> _INSTRUCTION_
Every line with the string "解决住房问题家庭累计户数" should be gathered.

> _Data entries for graphics_
=======

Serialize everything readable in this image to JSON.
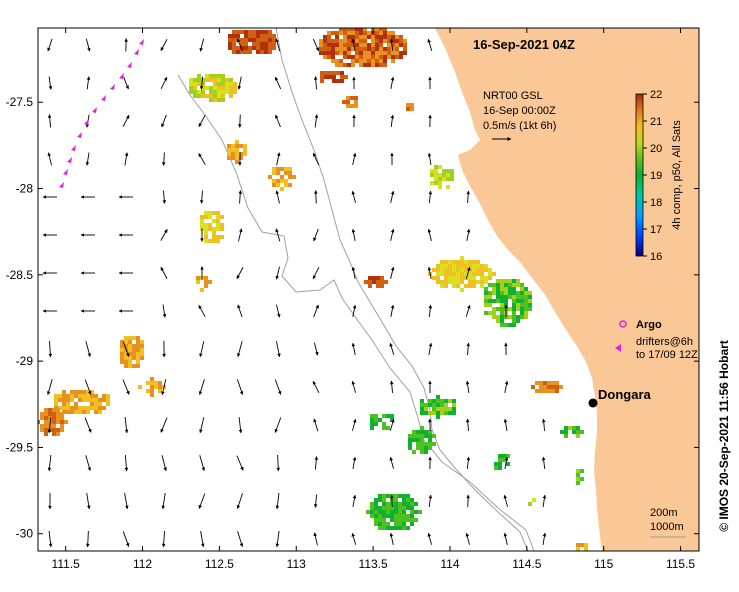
{
  "map": {
    "title": "16-Sep-2021 04Z",
    "credit": "© IMOS 20-Sep-2021 11:56 Hobart",
    "place": {
      "name": "Dongara",
      "lon": 114.93,
      "lat": -29.26
    },
    "x_ticks": [
      "111.5",
      "112",
      "112.5",
      "113",
      "113.5",
      "114",
      "114.5",
      "115",
      "115.5"
    ],
    "y_ticks": [
      "-27.5",
      "-28",
      "-28.5",
      "-29",
      "-29.5",
      "-30"
    ],
    "x_range": [
      111.32,
      115.62
    ],
    "y_range": [
      -30.1,
      -27.07
    ],
    "current_legend": {
      "line1": "NRT00 GSL",
      "line2": "16-Sep 00:00Z",
      "line3": "0.5m/s (1kt 6h)"
    },
    "colorbar": {
      "label": "4h comp, p50, All Sats",
      "ticks": [
        "22",
        "21",
        "20",
        "19",
        "18",
        "17",
        "16"
      ],
      "range": [
        16,
        22
      ],
      "colors": [
        "#000080",
        "#0040ff",
        "#00a0ff",
        "#00c8a0",
        "#10b030",
        "#50c020",
        "#a0d020",
        "#d8e020",
        "#f0c020",
        "#e89020",
        "#d06010",
        "#b03010"
      ]
    },
    "argo": {
      "label": "Argo",
      "drifters_line1": "drifters@6h",
      "drifters_line2": "to 17/09 12Z",
      "color": "#e020e0"
    },
    "isobaths": {
      "line1": "200m",
      "line2": "1000m"
    },
    "land_color": "#f9c896"
  }
}
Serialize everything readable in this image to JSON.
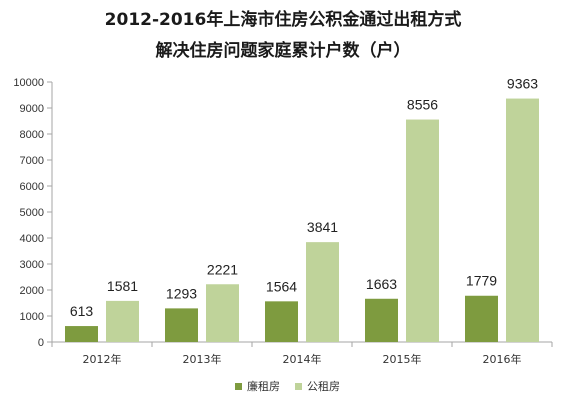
{
  "title_line1": "2012-2016年上海市住房公积金通过出租方式",
  "title_line2": "解决住房问题家庭累计户数（户）",
  "colors": {
    "series1": "#7e9b3f",
    "series2": "#bfd39a",
    "axis": "#a6a6a6",
    "grid": "#d9d9d9"
  },
  "chart_data": {
    "type": "bar",
    "title": "2012-2016年上海市住房公积金通过出租方式 解决住房问题家庭累计户数（户）",
    "categories": [
      "2012年",
      "2013年",
      "2014年",
      "2015年",
      "2016年"
    ],
    "series": [
      {
        "name": "廉租房",
        "values": [
          613,
          1293,
          1564,
          1663,
          1779
        ]
      },
      {
        "name": "公租房",
        "values": [
          1581,
          2221,
          3841,
          8556,
          9363
        ]
      }
    ],
    "ylim": [
      0,
      10000
    ],
    "yticks": [
      "0",
      "1000",
      "2000",
      "3000",
      "4000",
      "5000",
      "6000",
      "7000",
      "8000",
      "9000",
      "10000"
    ],
    "grid": false,
    "legend_position": "bottom"
  }
}
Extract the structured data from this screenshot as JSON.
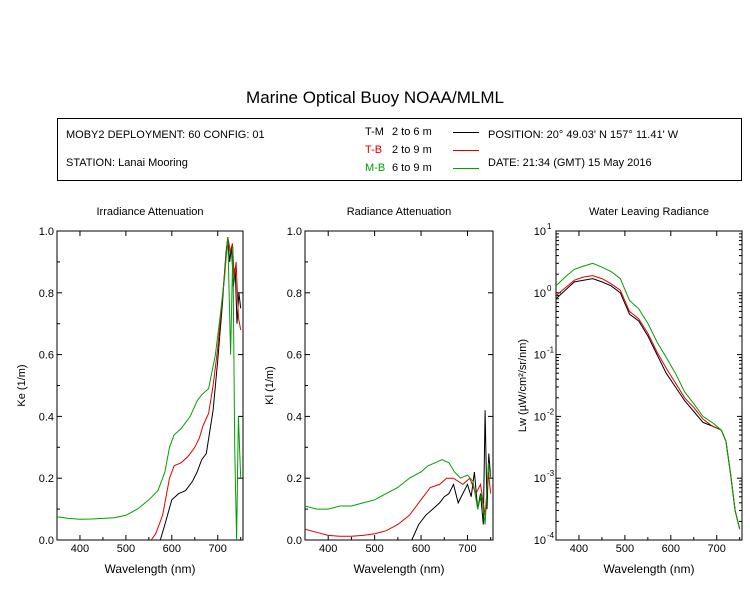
{
  "title": "Marine Optical Buoy NOAA/MLML",
  "info": {
    "deployment": "MOBY2 DEPLOYMENT: 60 CONFIG: 01",
    "station": "STATION: Lanai Mooring",
    "position": "POSITION: 20° 49.03' N   157° 11.41' W",
    "date": "DATE: 21:34 (GMT) 15 May 2016"
  },
  "legend": [
    {
      "label": "T-M",
      "range": "2 to 6  m",
      "color": "#000000"
    },
    {
      "label": "T-B",
      "range": "2 to 9  m",
      "color": "#e00000"
    },
    {
      "label": "M-B",
      "range": "6 to 9  m",
      "color": "#00a000"
    }
  ],
  "chart_data": [
    {
      "type": "line",
      "title": "Irradiance Attenuation",
      "xlabel": "Wavelength (nm)",
      "ylabel": "Ke  (1/m)",
      "xlim": [
        350,
        755
      ],
      "ylim": [
        0,
        1.0
      ],
      "xticks": [
        "400",
        "500",
        "600",
        "700"
      ],
      "yticks": [
        "0.0",
        "0.2",
        "0.4",
        "0.6",
        "0.8",
        "1.0"
      ],
      "series": [
        {
          "name": "T-M",
          "color": "#000000",
          "x": [
            575,
            585,
            600,
            615,
            630,
            645,
            655,
            665,
            675,
            690,
            700,
            710,
            718,
            722,
            726,
            730,
            734,
            738,
            742,
            746,
            750
          ],
          "y": [
            0.0,
            0.05,
            0.13,
            0.15,
            0.16,
            0.19,
            0.22,
            0.26,
            0.28,
            0.42,
            0.58,
            0.76,
            0.93,
            0.98,
            0.9,
            0.95,
            0.82,
            0.88,
            0.7,
            0.8,
            0.75
          ]
        },
        {
          "name": "T-B",
          "color": "#e00000",
          "x": [
            555,
            565,
            580,
            595,
            605,
            620,
            635,
            650,
            660,
            668,
            680,
            690,
            700,
            710,
            718,
            722,
            728,
            732,
            736,
            740,
            745,
            750
          ],
          "y": [
            0.0,
            0.02,
            0.08,
            0.2,
            0.24,
            0.25,
            0.27,
            0.3,
            0.33,
            0.37,
            0.41,
            0.5,
            0.62,
            0.78,
            0.92,
            0.98,
            0.93,
            0.96,
            0.85,
            0.9,
            0.72,
            0.68
          ]
        },
        {
          "name": "M-B",
          "color": "#00a000",
          "x": [
            350,
            375,
            400,
            425,
            450,
            475,
            500,
            525,
            550,
            570,
            585,
            595,
            605,
            620,
            640,
            655,
            665,
            680,
            695,
            705,
            715,
            722,
            728,
            733,
            737,
            741,
            745,
            750
          ],
          "y": [
            0.075,
            0.07,
            0.067,
            0.068,
            0.07,
            0.072,
            0.08,
            0.1,
            0.13,
            0.16,
            0.22,
            0.3,
            0.34,
            0.36,
            0.4,
            0.45,
            0.47,
            0.49,
            0.6,
            0.72,
            0.85,
            0.98,
            0.6,
            0.95,
            0.3,
            0.0,
            0.4,
            0.2
          ]
        }
      ]
    },
    {
      "type": "line",
      "title": "Radiance Attenuation",
      "xlabel": "Wavelength (nm)",
      "ylabel": "Kl  (1/m)",
      "xlim": [
        350,
        755
      ],
      "ylim": [
        0,
        1.0
      ],
      "xticks": [
        "400",
        "500",
        "600",
        "700"
      ],
      "yticks": [
        "0.0",
        "0.2",
        "0.4",
        "0.6",
        "0.8",
        "1.0"
      ],
      "series": [
        {
          "name": "T-M",
          "color": "#000000",
          "x": [
            580,
            595,
            610,
            625,
            640,
            650,
            660,
            670,
            680,
            690,
            700,
            708,
            715,
            722,
            728,
            734,
            738,
            742,
            746,
            750
          ],
          "y": [
            0.0,
            0.05,
            0.08,
            0.1,
            0.12,
            0.14,
            0.15,
            0.18,
            0.12,
            0.15,
            0.18,
            0.14,
            0.22,
            0.1,
            0.15,
            0.05,
            0.42,
            0.1,
            0.28,
            0.2
          ]
        },
        {
          "name": "T-B",
          "color": "#e00000",
          "x": [
            350,
            375,
            400,
            425,
            450,
            475,
            500,
            525,
            550,
            575,
            600,
            620,
            640,
            655,
            670,
            690,
            705,
            718,
            728,
            738,
            745,
            750
          ],
          "y": [
            0.035,
            0.025,
            0.015,
            0.012,
            0.012,
            0.015,
            0.02,
            0.03,
            0.05,
            0.08,
            0.13,
            0.17,
            0.18,
            0.2,
            0.2,
            0.18,
            0.2,
            0.15,
            0.18,
            0.08,
            0.22,
            0.15
          ]
        },
        {
          "name": "M-B",
          "color": "#00a000",
          "x": [
            350,
            375,
            400,
            425,
            450,
            475,
            500,
            525,
            550,
            575,
            600,
            615,
            630,
            645,
            660,
            672,
            685,
            700,
            712,
            722,
            730,
            738,
            745,
            750
          ],
          "y": [
            0.11,
            0.1,
            0.1,
            0.11,
            0.11,
            0.12,
            0.13,
            0.15,
            0.17,
            0.2,
            0.22,
            0.24,
            0.25,
            0.26,
            0.25,
            0.22,
            0.2,
            0.21,
            0.19,
            0.1,
            0.15,
            0.05,
            0.25,
            0.2
          ]
        }
      ]
    },
    {
      "type": "line",
      "title": "Water Leaving Radiance",
      "xlabel": "Wavelength (nm)",
      "ylabel": "Lw  (µW/cm²/sr/nm)",
      "xlim": [
        350,
        755
      ],
      "ylim_log10": [
        -4,
        1
      ],
      "xticks": [
        "400",
        "500",
        "600",
        "700"
      ],
      "yticks": [
        {
          "base": "10",
          "exp": "-4"
        },
        {
          "base": "10",
          "exp": "-3"
        },
        {
          "base": "10",
          "exp": "-2"
        },
        {
          "base": "10",
          "exp": "-1"
        },
        {
          "base": "10",
          "exp": "0"
        },
        {
          "base": "10",
          "exp": "1"
        }
      ],
      "series": [
        {
          "name": "T-M",
          "color": "#000000",
          "x": [
            350,
            370,
            390,
            410,
            430,
            450,
            470,
            490,
            510,
            530,
            550,
            570,
            590,
            610,
            630,
            650,
            670,
            690,
            710,
            720,
            730,
            740,
            750
          ],
          "y": [
            0.8,
            1.1,
            1.5,
            1.6,
            1.7,
            1.5,
            1.3,
            1.0,
            0.45,
            0.35,
            0.2,
            0.1,
            0.05,
            0.03,
            0.018,
            0.012,
            0.008,
            0.007,
            0.006,
            0.004,
            0.0012,
            0.0003,
            0.00015
          ]
        },
        {
          "name": "T-B",
          "color": "#e00000",
          "x": [
            350,
            370,
            390,
            410,
            430,
            450,
            470,
            490,
            510,
            530,
            550,
            570,
            590,
            610,
            630,
            650,
            670,
            690,
            710,
            720,
            730,
            740,
            750
          ],
          "y": [
            0.9,
            1.2,
            1.6,
            1.8,
            1.9,
            1.7,
            1.4,
            1.1,
            0.5,
            0.38,
            0.22,
            0.11,
            0.06,
            0.035,
            0.02,
            0.014,
            0.009,
            0.007,
            0.006,
            0.004,
            0.0012,
            0.0003,
            0.00015
          ]
        },
        {
          "name": "M-B",
          "color": "#00a000",
          "x": [
            350,
            370,
            390,
            410,
            430,
            450,
            470,
            490,
            510,
            530,
            550,
            570,
            590,
            610,
            630,
            650,
            670,
            690,
            710,
            720,
            730,
            740,
            750
          ],
          "y": [
            1.3,
            1.8,
            2.4,
            2.7,
            3.0,
            2.6,
            2.2,
            1.7,
            0.75,
            0.55,
            0.32,
            0.16,
            0.09,
            0.05,
            0.025,
            0.016,
            0.01,
            0.008,
            0.006,
            0.004,
            0.0012,
            0.0003,
            0.00015
          ]
        }
      ]
    }
  ]
}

=======

> _TASK SOLUTION_
  "title_line2": "解决住房问题家庭累计户数（户）",
    "title": "2012-2016年上海市住房公积金通过出租方式 解决住房问题家庭累计户数（户）",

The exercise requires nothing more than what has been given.